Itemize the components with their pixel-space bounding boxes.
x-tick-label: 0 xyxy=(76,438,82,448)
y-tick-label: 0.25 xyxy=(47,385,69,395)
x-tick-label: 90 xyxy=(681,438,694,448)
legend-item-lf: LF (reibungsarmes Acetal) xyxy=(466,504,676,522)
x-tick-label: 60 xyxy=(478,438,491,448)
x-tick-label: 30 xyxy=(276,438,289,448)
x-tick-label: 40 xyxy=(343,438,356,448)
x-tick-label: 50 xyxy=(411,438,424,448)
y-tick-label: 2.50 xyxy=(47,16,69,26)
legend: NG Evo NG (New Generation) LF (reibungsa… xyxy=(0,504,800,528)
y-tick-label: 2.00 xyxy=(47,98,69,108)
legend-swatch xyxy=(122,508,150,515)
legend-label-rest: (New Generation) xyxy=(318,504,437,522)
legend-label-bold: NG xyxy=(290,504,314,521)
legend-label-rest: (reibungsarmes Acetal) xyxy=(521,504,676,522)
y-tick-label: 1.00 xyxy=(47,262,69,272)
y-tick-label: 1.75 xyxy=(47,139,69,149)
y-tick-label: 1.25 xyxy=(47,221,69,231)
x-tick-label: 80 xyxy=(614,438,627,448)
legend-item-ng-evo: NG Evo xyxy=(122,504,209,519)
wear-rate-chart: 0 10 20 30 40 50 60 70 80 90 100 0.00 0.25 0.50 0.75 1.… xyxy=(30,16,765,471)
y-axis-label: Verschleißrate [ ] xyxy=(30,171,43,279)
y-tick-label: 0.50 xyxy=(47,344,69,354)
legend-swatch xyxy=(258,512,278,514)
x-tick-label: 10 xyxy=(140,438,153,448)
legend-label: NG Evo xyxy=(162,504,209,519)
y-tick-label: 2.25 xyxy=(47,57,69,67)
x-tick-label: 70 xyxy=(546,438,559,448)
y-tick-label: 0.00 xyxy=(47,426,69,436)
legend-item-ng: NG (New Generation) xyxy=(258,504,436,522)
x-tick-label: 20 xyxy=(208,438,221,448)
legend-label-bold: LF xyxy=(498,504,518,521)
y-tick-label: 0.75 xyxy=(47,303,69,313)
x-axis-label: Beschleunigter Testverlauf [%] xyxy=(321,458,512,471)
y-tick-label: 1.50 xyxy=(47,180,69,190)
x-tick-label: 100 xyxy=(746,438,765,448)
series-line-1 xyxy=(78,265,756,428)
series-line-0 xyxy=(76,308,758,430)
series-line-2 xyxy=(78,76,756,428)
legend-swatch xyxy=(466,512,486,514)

> _Instructions to follow_
Print all of the data above again, line for line, with no changes.

> _Task answer_
Itemize the components with their pixel-space bounding boxes.
x-tick-label: 0 xyxy=(76,438,82,448)
y-tick-label: 0.25 xyxy=(47,385,69,395)
x-tick-label: 90 xyxy=(681,438,694,448)
legend-item-lf: LF (reibungsarmes Acetal) xyxy=(466,504,676,522)
x-tick-label: 60 xyxy=(478,438,491,448)
x-tick-label: 30 xyxy=(276,438,289,448)
x-tick-label: 40 xyxy=(343,438,356,448)
x-tick-label: 50 xyxy=(411,438,424,448)
y-tick-label: 2.50 xyxy=(47,16,69,26)
legend: NG Evo NG (New Generation) LF (reibungsa… xyxy=(0,504,800,528)
y-tick-label: 2.00 xyxy=(47,98,69,108)
legend-swatch xyxy=(122,508,150,515)
legend-label-rest: (New Generation) xyxy=(318,504,437,522)
legend-label-bold: NG xyxy=(290,504,314,521)
legend-label-rest: (reibungsarmes Acetal) xyxy=(521,504,676,522)
y-tick-label: 1.00 xyxy=(47,262,69,272)
y-tick-label: 1.75 xyxy=(47,139,69,149)
y-tick-label: 1.25 xyxy=(47,221,69,231)
x-tick-label: 80 xyxy=(614,438,627,448)
legend-item-ng-evo: NG Evo xyxy=(122,504,209,519)
wear-rate-chart: 0 10 20 30 40 50 60 70 80 90 100 0.00 0.25 0.50 0.75 1.… xyxy=(30,16,765,471)
y-axis-label: Verschleißrate [ ] xyxy=(30,171,43,279)
y-tick-label: 0.50 xyxy=(47,344,69,354)
legend-swatch xyxy=(258,512,278,514)
x-tick-label: 10 xyxy=(140,438,153,448)
legend-label: NG Evo xyxy=(162,504,209,519)
y-tick-label: 2.25 xyxy=(47,57,69,67)
x-tick-label: 70 xyxy=(546,438,559,448)
y-tick-label: 0.00 xyxy=(47,426,69,436)
legend-item-ng: NG (New Generation) xyxy=(258,504,436,522)
x-tick-label: 20 xyxy=(208,438,221,448)
legend-label-bold: LF xyxy=(498,504,518,521)
y-tick-label: 0.75 xyxy=(47,303,69,313)
x-axis-label: Beschleunigter Testverlauf [%] xyxy=(321,458,512,471)
y-tick-label: 1.50 xyxy=(47,180,69,190)
x-tick-label: 100 xyxy=(746,438,765,448)
series-line-1 xyxy=(78,265,756,428)
series-line-0 xyxy=(76,308,758,430)
series-line-2 xyxy=(78,76,756,428)
legend-swatch xyxy=(466,512,486,514)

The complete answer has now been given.